| DATASET RECORDS |
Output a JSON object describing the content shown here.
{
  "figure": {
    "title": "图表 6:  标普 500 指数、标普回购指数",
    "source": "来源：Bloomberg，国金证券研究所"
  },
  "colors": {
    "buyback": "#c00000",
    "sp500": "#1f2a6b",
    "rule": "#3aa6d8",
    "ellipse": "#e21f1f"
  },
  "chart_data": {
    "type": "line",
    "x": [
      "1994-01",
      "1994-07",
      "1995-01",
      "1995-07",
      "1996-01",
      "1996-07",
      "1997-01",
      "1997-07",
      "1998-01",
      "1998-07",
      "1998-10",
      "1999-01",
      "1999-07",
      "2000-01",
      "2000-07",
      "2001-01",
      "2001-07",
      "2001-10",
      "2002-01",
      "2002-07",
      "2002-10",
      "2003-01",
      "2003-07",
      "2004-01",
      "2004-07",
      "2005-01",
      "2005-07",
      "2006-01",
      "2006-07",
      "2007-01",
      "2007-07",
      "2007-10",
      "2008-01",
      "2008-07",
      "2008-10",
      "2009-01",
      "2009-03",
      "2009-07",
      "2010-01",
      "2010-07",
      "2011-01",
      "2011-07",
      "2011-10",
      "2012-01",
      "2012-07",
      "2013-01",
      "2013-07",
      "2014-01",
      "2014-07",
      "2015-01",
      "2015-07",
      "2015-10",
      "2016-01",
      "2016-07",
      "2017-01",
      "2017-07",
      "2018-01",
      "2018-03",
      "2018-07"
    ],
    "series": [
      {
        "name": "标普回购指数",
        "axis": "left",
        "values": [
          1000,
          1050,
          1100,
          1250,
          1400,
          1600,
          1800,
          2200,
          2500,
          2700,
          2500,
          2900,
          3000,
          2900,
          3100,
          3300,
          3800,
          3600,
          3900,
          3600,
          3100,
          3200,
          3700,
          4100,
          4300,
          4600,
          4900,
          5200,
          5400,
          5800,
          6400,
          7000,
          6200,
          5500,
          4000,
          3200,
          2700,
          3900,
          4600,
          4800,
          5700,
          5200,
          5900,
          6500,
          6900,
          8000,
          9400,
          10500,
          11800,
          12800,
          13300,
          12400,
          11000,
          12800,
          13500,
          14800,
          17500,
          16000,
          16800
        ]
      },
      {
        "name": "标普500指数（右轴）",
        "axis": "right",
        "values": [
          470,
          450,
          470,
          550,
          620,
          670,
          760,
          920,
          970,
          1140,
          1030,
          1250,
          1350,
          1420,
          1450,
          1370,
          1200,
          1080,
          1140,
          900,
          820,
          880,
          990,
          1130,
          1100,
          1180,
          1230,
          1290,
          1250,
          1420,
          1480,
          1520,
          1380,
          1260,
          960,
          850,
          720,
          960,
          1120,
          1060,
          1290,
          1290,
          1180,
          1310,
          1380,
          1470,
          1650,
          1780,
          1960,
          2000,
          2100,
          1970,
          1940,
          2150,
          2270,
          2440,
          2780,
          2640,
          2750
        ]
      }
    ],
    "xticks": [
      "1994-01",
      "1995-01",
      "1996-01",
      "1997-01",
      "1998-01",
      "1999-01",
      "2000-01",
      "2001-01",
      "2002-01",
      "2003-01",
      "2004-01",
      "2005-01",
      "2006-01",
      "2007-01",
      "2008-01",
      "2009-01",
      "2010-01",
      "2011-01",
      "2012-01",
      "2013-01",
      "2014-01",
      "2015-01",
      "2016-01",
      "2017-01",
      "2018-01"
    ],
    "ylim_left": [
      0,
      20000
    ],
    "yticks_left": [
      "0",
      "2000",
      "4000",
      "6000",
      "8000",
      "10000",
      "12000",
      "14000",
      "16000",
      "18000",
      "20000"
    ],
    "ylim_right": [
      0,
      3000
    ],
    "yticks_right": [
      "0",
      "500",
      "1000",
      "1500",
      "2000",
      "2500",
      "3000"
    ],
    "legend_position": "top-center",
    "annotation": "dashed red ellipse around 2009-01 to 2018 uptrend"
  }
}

| EXERCISE DESCRIPTION |
Exactly reproduce every line of the records.

| REPLY TO THE EXERCISE |
Output a JSON object describing the content shown here.
{
  "figure": {
    "title": "图表 6:  标普 500 指数、标普回购指数",
    "source": "来源：Bloomberg，国金证券研究所"
  },
  "colors": {
    "buyback": "#c00000",
    "sp500": "#1f2a6b",
    "rule": "#3aa6d8",
    "ellipse": "#e21f1f"
  },
  "chart_data": {
    "type": "line",
    "x": [
      "1994-01",
      "1994-07",
      "1995-01",
      "1995-07",
      "1996-01",
      "1996-07",
      "1997-01",
      "1997-07",
      "1998-01",
      "1998-07",
      "1998-10",
      "1999-01",
      "1999-07",
      "2000-01",
      "2000-07",
      "2001-01",
      "2001-07",
      "2001-10",
      "2002-01",
      "2002-07",
      "2002-10",
      "2003-01",
      "2003-07",
      "2004-01",
      "2004-07",
      "2005-01",
      "2005-07",
      "2006-01",
      "2006-07",
      "2007-01",
      "2007-07",
      "2007-10",
      "2008-01",
      "2008-07",
      "2008-10",
      "2009-01",
      "2009-03",
      "2009-07",
      "2010-01",
      "2010-07",
      "2011-01",
      "2011-07",
      "2011-10",
      "2012-01",
      "2012-07",
      "2013-01",
      "2013-07",
      "2014-01",
      "2014-07",
      "2015-01",
      "2015-07",
      "2015-10",
      "2016-01",
      "2016-07",
      "2017-01",
      "2017-07",
      "2018-01",
      "2018-03",
      "2018-07"
    ],
    "series": [
      {
        "name": "标普回购指数",
        "axis": "left",
        "values": [
          1000,
          1050,
          1100,
          1250,
          1400,
          1600,
          1800,
          2200,
          2500,
          2700,
          2500,
          2900,
          3000,
          2900,
          3100,
          3300,
          3800,
          3600,
          3900,
          3600,
          3100,
          3200,
          3700,
          4100,
          4300,
          4600,
          4900,
          5200,
          5400,
          5800,
          6400,
          7000,
          6200,
          5500,
          4000,
          3200,
          2700,
          3900,
          4600,
          4800,
          5700,
          5200,
          5900,
          6500,
          6900,
          8000,
          9400,
          10500,
          11800,
          12800,
          13300,
          12400,
          11000,
          12800,
          13500,
          14800,
          17500,
          16000,
          16800
        ]
      },
      {
        "name": "标普500指数（右轴）",
        "axis": "right",
        "values": [
          470,
          450,
          470,
          550,
          620,
          670,
          760,
          920,
          970,
          1140,
          1030,
          1250,
          1350,
          1420,
          1450,
          1370,
          1200,
          1080,
          1140,
          900,
          820,
          880,
          990,
          1130,
          1100,
          1180,
          1230,
          1290,
          1250,
          1420,
          1480,
          1520,
          1380,
          1260,
          960,
          850,
          720,
          960,
          1120,
          1060,
          1290,
          1290,
          1180,
          1310,
          1380,
          1470,
          1650,
          1780,
          1960,
          2000,
          2100,
          1970,
          1940,
          2150,
          2270,
          2440,
          2780,
          2640,
          2750
        ]
      }
    ],
    "xticks": [
      "1994-01",
      "1995-01",
      "1996-01",
      "1997-01",
      "1998-01",
      "1999-01",
      "2000-01",
      "2001-01",
      "2002-01",
      "2003-01",
      "2004-01",
      "2005-01",
      "2006-01",
      "2007-01",
      "2008-01",
      "2009-01",
      "2010-01",
      "2011-01",
      "2012-01",
      "2013-01",
      "2014-01",
      "2015-01",
      "2016-01",
      "2017-01",
      "2018-01"
    ],
    "ylim_left": [
      0,
      20000
    ],
    "yticks_left": [
      "0",
      "2000",
      "4000",
      "6000",
      "8000",
      "10000",
      "12000",
      "14000",
      "16000",
      "18000",
      "20000"
    ],
    "ylim_right": [
      0,
      3000
    ],
    "yticks_right": [
      "0",
      "500",
      "1000",
      "1500",
      "2000",
      "2500",
      "3000"
    ],
    "legend_position": "top-center",
    "annotation": "dashed red ellipse around 2009-01 to 2018 uptrend"
  }
}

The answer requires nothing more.